-- Start PROVIDED DATA --

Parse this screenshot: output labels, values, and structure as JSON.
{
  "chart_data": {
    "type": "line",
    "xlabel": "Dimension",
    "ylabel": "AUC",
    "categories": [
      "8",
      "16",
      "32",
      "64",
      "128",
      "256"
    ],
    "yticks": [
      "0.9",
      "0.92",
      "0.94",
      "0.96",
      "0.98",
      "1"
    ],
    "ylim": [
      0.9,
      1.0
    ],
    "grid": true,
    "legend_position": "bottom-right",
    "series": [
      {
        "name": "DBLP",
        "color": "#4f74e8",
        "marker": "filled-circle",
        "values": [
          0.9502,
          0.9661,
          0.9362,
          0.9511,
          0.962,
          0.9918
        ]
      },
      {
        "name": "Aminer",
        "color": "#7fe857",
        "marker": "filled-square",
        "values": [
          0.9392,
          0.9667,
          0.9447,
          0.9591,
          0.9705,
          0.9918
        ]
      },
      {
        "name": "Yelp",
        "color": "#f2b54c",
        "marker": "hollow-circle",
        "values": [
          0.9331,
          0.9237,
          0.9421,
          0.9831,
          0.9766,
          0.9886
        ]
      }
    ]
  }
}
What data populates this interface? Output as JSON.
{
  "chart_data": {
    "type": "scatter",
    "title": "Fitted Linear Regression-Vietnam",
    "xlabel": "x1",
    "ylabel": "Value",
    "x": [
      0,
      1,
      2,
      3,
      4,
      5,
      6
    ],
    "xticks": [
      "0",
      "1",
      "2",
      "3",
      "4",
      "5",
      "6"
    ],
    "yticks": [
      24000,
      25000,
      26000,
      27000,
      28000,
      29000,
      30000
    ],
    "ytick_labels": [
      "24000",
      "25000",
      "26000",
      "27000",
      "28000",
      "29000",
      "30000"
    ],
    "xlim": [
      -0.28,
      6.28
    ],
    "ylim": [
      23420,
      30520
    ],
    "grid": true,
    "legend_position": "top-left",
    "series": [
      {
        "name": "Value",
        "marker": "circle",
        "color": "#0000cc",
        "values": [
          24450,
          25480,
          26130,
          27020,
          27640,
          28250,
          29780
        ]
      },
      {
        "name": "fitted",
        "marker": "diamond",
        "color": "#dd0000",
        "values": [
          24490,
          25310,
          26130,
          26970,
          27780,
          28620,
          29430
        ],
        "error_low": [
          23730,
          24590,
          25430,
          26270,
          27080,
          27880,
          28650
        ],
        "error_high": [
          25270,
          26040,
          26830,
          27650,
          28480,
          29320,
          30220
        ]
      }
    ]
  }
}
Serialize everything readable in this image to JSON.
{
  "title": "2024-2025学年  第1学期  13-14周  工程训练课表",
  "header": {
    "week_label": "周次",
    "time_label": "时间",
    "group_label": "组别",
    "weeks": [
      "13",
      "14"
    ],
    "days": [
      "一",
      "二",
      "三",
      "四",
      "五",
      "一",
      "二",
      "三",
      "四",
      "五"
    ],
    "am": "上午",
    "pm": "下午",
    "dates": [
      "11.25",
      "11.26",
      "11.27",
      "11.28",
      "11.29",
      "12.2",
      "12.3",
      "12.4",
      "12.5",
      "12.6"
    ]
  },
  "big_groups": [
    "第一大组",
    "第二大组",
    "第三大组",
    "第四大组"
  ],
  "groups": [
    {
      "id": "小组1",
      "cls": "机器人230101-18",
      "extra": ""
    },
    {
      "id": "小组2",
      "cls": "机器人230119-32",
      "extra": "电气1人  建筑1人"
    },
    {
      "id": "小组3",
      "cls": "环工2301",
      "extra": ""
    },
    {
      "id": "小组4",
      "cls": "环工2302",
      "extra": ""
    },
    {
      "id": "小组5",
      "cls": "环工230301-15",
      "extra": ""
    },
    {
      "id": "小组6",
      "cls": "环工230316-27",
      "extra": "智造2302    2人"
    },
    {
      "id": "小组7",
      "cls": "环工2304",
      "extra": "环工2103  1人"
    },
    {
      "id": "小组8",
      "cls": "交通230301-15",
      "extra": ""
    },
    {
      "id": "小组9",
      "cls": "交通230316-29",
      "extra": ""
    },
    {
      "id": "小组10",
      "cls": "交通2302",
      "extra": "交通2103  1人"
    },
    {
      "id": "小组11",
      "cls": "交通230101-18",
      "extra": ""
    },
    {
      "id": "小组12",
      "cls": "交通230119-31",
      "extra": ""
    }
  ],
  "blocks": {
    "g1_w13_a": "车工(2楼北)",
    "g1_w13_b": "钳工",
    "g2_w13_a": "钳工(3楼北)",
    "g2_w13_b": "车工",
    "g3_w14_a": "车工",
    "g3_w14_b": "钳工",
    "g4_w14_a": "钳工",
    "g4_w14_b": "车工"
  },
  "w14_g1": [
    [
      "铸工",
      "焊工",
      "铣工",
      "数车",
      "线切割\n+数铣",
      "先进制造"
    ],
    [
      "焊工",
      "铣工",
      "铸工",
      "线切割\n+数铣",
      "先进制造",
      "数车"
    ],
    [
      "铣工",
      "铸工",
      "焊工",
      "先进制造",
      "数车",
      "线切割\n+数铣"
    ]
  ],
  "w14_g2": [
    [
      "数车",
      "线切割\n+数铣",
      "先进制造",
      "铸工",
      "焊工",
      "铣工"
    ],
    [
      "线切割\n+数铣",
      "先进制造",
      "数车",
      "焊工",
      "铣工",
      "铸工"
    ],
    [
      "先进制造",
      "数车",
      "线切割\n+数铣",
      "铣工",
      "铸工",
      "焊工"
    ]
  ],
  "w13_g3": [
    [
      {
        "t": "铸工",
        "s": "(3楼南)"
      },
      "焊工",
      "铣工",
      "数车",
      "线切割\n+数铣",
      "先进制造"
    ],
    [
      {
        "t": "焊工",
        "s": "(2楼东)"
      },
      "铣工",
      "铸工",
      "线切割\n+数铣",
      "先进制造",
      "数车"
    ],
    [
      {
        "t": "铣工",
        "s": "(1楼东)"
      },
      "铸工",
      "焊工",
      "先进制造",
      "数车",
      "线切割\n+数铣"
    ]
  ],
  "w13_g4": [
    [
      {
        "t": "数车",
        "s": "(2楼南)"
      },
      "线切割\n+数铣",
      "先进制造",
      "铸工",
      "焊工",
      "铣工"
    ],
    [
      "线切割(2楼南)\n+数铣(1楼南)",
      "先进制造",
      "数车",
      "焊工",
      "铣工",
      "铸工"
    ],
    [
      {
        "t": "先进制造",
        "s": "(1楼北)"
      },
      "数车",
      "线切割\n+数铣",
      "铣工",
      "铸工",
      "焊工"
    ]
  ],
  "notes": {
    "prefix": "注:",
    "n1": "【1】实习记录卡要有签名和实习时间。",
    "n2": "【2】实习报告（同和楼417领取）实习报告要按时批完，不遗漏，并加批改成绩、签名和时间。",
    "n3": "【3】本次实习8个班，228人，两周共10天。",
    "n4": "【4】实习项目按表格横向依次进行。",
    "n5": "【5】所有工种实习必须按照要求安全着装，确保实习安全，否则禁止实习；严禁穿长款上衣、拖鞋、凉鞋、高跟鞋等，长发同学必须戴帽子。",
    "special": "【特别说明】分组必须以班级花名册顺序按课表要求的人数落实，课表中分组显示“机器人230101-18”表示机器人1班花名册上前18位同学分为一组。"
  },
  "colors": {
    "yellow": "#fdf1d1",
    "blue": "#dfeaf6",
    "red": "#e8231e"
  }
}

-- End PROVIDED DATA --

BRIEF: Provide the number of lines in the data above that contain the string "filled", and nothing else.

SOLUTION: 2